• [TASK INPUTS]
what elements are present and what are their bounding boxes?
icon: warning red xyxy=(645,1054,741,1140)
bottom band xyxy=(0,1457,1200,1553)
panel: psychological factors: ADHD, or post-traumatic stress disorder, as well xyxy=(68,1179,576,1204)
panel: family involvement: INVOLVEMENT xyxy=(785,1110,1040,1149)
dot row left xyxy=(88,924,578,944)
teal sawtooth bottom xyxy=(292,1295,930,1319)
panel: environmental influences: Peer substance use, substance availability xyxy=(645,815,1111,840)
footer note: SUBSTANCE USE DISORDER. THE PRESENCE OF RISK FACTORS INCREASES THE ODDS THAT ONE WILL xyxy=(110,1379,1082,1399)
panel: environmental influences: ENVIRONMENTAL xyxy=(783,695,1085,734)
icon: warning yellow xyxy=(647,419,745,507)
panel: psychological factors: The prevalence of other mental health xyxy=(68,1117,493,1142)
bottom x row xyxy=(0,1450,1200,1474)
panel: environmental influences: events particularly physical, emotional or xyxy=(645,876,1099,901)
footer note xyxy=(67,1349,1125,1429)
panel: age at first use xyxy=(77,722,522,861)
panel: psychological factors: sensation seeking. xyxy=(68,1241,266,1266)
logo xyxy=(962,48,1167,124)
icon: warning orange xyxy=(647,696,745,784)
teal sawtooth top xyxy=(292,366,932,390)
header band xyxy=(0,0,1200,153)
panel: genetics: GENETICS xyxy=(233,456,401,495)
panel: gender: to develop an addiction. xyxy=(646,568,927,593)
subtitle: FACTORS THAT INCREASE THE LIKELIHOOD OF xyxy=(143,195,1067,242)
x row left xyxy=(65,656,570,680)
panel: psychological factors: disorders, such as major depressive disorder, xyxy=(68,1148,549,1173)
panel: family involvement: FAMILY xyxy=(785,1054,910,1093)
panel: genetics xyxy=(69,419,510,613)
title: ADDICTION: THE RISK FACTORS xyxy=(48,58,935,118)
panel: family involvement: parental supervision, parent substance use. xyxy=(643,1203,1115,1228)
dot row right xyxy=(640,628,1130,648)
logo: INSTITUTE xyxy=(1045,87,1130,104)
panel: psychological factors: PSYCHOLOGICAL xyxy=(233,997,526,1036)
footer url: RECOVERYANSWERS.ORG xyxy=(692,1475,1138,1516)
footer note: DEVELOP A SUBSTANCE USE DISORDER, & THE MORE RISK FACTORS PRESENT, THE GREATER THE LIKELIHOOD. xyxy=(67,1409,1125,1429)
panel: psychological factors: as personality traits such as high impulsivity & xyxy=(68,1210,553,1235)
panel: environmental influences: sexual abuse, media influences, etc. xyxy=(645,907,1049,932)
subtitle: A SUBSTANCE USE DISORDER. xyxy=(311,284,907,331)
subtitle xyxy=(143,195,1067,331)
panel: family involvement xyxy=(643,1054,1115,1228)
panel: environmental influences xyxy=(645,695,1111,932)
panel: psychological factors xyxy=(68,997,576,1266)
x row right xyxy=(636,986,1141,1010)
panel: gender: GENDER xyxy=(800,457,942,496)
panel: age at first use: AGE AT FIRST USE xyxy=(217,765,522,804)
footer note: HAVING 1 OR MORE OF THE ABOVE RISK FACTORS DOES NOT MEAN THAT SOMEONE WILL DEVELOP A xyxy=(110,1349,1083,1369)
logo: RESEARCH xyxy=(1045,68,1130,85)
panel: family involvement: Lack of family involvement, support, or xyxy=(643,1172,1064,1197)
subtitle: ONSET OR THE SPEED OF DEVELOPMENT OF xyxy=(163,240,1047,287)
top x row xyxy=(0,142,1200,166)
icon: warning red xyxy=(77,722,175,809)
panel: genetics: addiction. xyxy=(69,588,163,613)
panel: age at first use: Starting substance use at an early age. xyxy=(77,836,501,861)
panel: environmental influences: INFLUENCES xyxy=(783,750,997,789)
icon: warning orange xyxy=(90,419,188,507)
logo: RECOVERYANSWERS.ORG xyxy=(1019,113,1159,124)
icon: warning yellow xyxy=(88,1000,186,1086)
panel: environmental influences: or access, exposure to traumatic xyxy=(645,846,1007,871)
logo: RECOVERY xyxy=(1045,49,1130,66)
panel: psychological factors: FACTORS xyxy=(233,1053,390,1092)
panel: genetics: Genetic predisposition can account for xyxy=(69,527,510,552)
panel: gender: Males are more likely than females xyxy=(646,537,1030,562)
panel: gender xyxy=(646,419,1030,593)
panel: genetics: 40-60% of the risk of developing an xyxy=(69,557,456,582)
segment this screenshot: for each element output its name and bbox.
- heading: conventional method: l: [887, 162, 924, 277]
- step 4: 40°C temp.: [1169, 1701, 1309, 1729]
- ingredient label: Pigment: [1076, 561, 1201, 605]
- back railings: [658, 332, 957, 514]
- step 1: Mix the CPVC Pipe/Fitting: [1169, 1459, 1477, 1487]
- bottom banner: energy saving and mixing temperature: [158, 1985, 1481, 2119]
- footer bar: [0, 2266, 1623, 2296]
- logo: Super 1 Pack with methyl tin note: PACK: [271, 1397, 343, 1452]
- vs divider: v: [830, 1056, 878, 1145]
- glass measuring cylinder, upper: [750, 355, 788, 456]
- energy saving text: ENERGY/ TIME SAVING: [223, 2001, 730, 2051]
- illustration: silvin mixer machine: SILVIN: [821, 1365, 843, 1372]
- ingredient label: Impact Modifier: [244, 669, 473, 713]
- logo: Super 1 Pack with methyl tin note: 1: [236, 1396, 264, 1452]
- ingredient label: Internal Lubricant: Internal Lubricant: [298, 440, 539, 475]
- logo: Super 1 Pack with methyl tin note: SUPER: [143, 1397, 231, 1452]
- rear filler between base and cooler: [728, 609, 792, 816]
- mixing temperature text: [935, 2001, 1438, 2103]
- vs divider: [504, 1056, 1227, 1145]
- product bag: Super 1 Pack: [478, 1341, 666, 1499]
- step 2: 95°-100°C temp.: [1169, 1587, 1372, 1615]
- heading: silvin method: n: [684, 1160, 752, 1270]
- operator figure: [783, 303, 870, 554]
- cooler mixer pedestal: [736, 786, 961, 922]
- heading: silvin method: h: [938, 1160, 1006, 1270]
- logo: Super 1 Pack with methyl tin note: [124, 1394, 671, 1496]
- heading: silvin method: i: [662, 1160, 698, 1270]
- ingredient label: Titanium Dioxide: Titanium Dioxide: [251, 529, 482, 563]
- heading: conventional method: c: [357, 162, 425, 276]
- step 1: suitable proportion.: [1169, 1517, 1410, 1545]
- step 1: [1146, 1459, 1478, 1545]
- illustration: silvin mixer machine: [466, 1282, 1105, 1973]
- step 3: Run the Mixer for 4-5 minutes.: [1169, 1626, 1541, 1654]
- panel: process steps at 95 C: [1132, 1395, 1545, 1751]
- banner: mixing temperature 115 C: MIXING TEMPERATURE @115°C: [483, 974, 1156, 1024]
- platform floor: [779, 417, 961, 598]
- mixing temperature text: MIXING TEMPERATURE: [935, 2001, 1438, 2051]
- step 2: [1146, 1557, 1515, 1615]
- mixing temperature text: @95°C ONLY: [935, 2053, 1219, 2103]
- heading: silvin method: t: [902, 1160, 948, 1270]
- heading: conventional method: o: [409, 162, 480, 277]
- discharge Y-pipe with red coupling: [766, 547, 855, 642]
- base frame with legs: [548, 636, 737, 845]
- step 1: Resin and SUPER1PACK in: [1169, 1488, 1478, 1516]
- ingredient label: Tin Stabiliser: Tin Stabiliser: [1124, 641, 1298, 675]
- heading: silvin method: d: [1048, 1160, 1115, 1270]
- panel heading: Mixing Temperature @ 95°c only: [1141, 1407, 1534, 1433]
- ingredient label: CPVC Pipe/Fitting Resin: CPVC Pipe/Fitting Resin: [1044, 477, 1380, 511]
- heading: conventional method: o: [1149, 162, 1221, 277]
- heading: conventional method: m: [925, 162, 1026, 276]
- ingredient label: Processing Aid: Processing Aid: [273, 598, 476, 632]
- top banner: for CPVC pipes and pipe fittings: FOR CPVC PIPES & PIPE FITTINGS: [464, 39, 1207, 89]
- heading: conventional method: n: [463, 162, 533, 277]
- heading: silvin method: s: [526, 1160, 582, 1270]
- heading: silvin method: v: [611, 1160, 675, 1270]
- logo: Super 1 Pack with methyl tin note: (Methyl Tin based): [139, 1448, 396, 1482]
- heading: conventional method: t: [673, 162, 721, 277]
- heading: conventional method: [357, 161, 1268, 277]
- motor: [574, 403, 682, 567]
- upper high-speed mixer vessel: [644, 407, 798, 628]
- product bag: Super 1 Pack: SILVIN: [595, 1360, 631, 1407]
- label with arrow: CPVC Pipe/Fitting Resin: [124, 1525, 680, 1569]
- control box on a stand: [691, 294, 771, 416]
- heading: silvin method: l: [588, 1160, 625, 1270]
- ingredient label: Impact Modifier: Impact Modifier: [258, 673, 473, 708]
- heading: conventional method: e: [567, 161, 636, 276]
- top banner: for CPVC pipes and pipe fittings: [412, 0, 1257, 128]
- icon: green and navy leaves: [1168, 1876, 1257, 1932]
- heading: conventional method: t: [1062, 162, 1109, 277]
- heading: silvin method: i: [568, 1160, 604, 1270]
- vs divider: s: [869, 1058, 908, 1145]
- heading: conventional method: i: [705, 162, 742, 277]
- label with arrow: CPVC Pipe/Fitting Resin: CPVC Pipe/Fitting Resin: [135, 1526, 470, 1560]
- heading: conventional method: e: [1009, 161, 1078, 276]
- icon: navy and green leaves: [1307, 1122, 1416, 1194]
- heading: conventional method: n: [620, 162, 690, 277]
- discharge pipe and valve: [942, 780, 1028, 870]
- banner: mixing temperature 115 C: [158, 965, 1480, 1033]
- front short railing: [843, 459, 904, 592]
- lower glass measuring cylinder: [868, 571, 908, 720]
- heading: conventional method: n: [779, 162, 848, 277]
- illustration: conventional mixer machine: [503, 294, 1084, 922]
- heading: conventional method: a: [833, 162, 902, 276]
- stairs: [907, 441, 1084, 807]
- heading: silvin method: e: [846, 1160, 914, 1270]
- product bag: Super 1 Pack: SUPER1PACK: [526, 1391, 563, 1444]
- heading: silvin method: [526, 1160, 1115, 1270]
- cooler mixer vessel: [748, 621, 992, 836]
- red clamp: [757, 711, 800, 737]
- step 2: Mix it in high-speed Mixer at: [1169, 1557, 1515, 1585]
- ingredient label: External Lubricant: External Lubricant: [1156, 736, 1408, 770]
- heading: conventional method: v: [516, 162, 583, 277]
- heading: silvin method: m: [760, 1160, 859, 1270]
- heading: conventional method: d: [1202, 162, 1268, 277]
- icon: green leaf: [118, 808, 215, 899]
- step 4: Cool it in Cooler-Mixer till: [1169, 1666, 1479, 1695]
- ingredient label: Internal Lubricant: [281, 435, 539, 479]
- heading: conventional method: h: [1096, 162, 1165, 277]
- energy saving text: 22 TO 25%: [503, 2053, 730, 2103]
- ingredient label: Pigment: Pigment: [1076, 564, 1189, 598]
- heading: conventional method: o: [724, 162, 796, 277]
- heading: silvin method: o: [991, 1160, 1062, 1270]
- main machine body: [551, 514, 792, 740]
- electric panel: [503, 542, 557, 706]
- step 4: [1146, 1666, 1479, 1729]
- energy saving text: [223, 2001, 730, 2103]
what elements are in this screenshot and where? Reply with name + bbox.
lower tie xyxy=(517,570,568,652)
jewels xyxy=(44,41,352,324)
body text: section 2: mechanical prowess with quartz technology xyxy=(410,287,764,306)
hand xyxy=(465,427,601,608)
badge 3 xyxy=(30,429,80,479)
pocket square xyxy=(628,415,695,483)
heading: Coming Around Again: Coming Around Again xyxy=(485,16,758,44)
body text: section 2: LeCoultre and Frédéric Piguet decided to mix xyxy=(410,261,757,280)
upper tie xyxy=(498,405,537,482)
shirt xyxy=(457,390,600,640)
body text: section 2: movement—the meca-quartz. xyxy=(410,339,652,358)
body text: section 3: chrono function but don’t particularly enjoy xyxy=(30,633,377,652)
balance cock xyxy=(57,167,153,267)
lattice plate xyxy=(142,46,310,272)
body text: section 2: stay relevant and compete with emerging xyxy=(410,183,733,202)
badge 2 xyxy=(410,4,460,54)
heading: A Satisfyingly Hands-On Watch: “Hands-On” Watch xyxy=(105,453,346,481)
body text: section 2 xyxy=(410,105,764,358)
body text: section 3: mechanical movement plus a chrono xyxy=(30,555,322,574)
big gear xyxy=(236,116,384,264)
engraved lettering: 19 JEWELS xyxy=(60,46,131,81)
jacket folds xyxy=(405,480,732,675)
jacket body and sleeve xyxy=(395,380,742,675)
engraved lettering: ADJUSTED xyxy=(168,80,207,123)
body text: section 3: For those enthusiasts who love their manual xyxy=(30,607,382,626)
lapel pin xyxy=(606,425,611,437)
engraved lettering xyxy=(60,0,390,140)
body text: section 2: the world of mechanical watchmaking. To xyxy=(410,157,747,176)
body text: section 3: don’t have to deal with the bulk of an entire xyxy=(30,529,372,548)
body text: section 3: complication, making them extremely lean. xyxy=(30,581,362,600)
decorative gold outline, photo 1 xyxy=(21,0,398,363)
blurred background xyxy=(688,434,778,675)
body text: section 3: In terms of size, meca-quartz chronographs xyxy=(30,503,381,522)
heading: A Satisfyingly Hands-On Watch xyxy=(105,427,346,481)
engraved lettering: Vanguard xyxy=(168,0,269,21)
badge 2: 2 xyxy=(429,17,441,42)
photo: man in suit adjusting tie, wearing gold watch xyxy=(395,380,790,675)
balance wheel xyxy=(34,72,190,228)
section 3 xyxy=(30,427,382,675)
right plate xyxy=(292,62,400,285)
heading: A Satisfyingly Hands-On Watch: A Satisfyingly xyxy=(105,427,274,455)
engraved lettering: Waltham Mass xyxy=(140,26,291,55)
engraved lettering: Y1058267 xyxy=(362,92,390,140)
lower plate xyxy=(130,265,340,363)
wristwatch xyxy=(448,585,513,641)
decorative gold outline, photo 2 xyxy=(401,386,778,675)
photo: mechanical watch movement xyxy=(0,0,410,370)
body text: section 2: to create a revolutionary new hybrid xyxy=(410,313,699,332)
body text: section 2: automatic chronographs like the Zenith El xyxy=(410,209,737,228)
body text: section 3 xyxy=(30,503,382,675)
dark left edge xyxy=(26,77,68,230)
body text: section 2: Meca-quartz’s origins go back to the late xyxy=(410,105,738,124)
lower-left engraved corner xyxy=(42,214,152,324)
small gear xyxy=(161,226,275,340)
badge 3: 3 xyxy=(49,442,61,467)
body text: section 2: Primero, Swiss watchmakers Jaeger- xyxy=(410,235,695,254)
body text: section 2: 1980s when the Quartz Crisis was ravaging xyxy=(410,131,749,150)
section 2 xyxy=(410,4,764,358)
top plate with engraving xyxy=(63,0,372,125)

• [WORK TO COMPLETE]
Can you write out the entries word for word, starting at the very first line and ending at the line that contains "teal sawtooth bottom xyxy=(292,1295,930,1319)", with both of those lines included?

• [RESULT OF THE EXERCISE]
what elements are present and what are their bounding boxes?
icon: warning red xyxy=(645,1054,741,1140)
bottom band xyxy=(0,1457,1200,1553)
panel: psychological factors: ADHD, or post-traumatic stress disorder, as well xyxy=(68,1179,576,1204)
panel: family involvement: INVOLVEMENT xyxy=(785,1110,1040,1149)
dot row left xyxy=(88,924,578,944)
teal sawtooth bottom xyxy=(292,1295,930,1319)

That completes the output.